The entries below contain pictures. Retype everything except those pictures, exactly as given.
***
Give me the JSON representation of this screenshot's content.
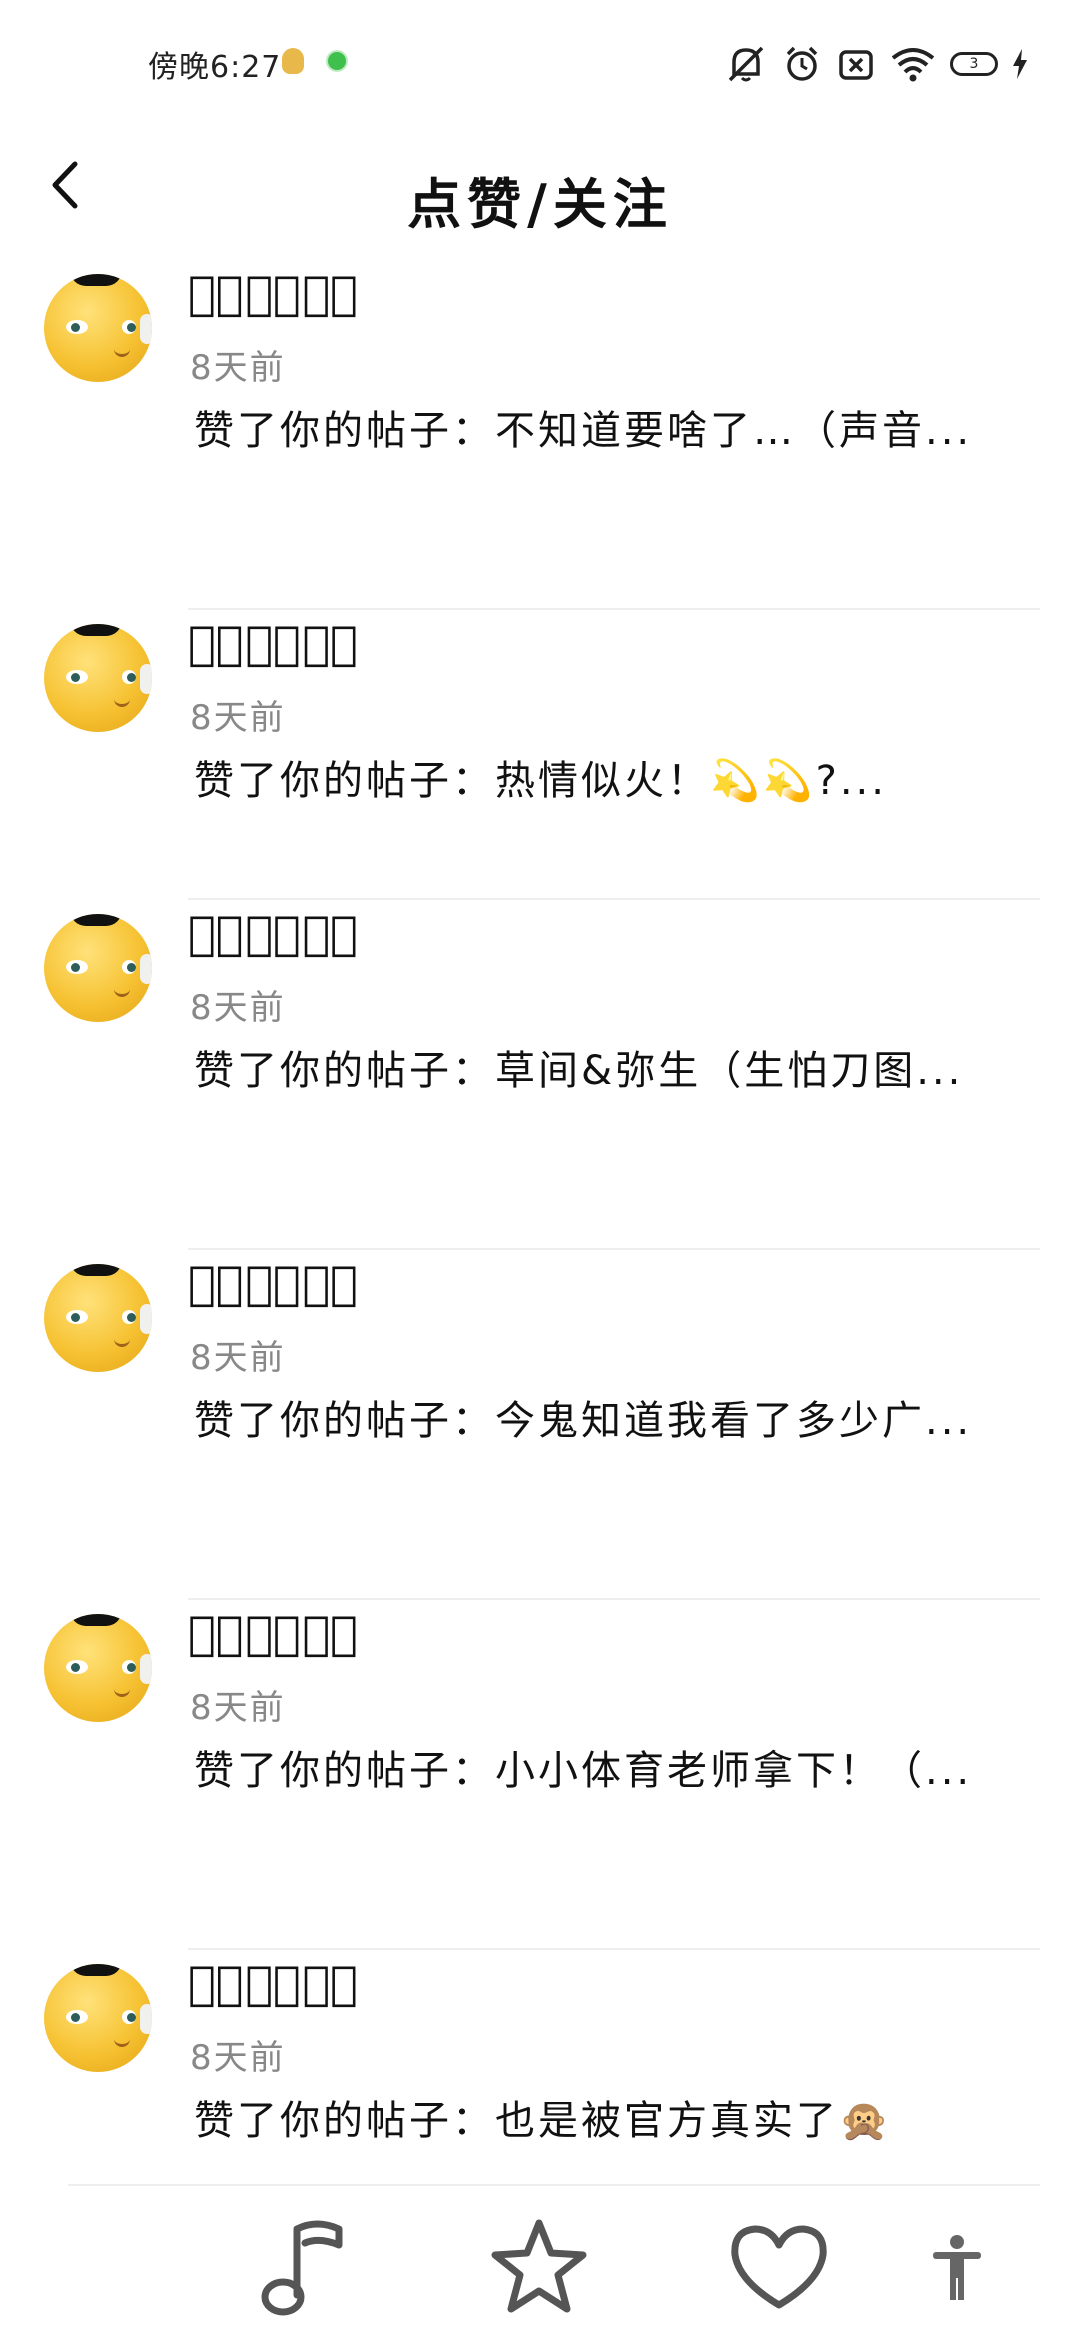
{
  "status_bar": {
    "time": "傍晚6:27",
    "battery_level": "3",
    "icons": [
      "notification-icon",
      "app-dot-icon",
      "mute-icon",
      "alarm-icon",
      "sim-off-icon",
      "wifi-icon",
      "battery-icon",
      "charging-icon"
    ]
  },
  "header": {
    "back_icon": "chevron-left-icon",
    "title": "点赞/关注"
  },
  "notifications": [
    {
      "user": "侏ᷝ孑ᷝ酱ᷝ",
      "time": "8天前",
      "message": "赞了你的帖子：不知道要啥了…（声音..."
    },
    {
      "user": "侏ᷝ孑ᷝ酱ᷝ",
      "time": "8天前",
      "message": "赞了你的帖子：热情似火！💫💫?..."
    },
    {
      "user": "侏ᷝ孑ᷝ酱ᷝ",
      "time": "8天前",
      "message": "赞了你的帖子：草间&弥生（生怕刀图..."
    },
    {
      "user": "侏ᷝ孑ᷝ酱ᷝ",
      "time": "8天前",
      "message": "赞了你的帖子：今鬼知道我看了多少广..."
    },
    {
      "user": "侏ᷝ孑ᷝ酱ᷝ",
      "time": "8天前",
      "message": "赞了你的帖子：小小体育老师拿下！（..."
    },
    {
      "user": "侏ᷝ孑ᷝ酱ᷝ",
      "time": "8天前",
      "message": "赞了你的帖子：也是被官方真实了🙊"
    }
  ],
  "bottom_nav": {
    "items": [
      "music-note-icon",
      "star-icon",
      "heart-icon",
      "accessibility-icon"
    ]
  },
  "colors": {
    "text_primary": "#111111",
    "text_secondary": "#888888",
    "divider": "#eeeeee",
    "avatar_yellow": "#f6c233"
  }
}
***
SOLUTION FOR THIS PROBLEM.
Give me the JSON representation of this screenshot's content.
{
  "status_bar": {
    "time": "傍晚6:27",
    "battery_level": "3",
    "icons": [
      "notification-icon",
      "app-dot-icon",
      "mute-icon",
      "alarm-icon",
      "sim-off-icon",
      "wifi-icon",
      "battery-icon",
      "charging-icon"
    ]
  },
  "header": {
    "back_icon": "chevron-left-icon",
    "title": "点赞/关注"
  },
  "notifications": [
    {
      "user": "侏ᷝ孑ᷝ酱ᷝ",
      "time": "8天前",
      "message": "赞了你的帖子：不知道要啥了…（声音..."
    },
    {
      "user": "侏ᷝ孑ᷝ酱ᷝ",
      "time": "8天前",
      "message": "赞了你的帖子：热情似火！💫💫?..."
    },
    {
      "user": "侏ᷝ孑ᷝ酱ᷝ",
      "time": "8天前",
      "message": "赞了你的帖子：草间&弥生（生怕刀图..."
    },
    {
      "user": "侏ᷝ孑ᷝ酱ᷝ",
      "time": "8天前",
      "message": "赞了你的帖子：今鬼知道我看了多少广..."
    },
    {
      "user": "侏ᷝ孑ᷝ酱ᷝ",
      "time": "8天前",
      "message": "赞了你的帖子：小小体育老师拿下！（..."
    },
    {
      "user": "侏ᷝ孑ᷝ酱ᷝ",
      "time": "8天前",
      "message": "赞了你的帖子：也是被官方真实了🙊"
    }
  ],
  "bottom_nav": {
    "items": [
      "music-note-icon",
      "star-icon",
      "heart-icon",
      "accessibility-icon"
    ]
  },
  "colors": {
    "text_primary": "#111111",
    "text_secondary": "#888888",
    "divider": "#eeeeee",
    "avatar_yellow": "#f6c233"
  }
}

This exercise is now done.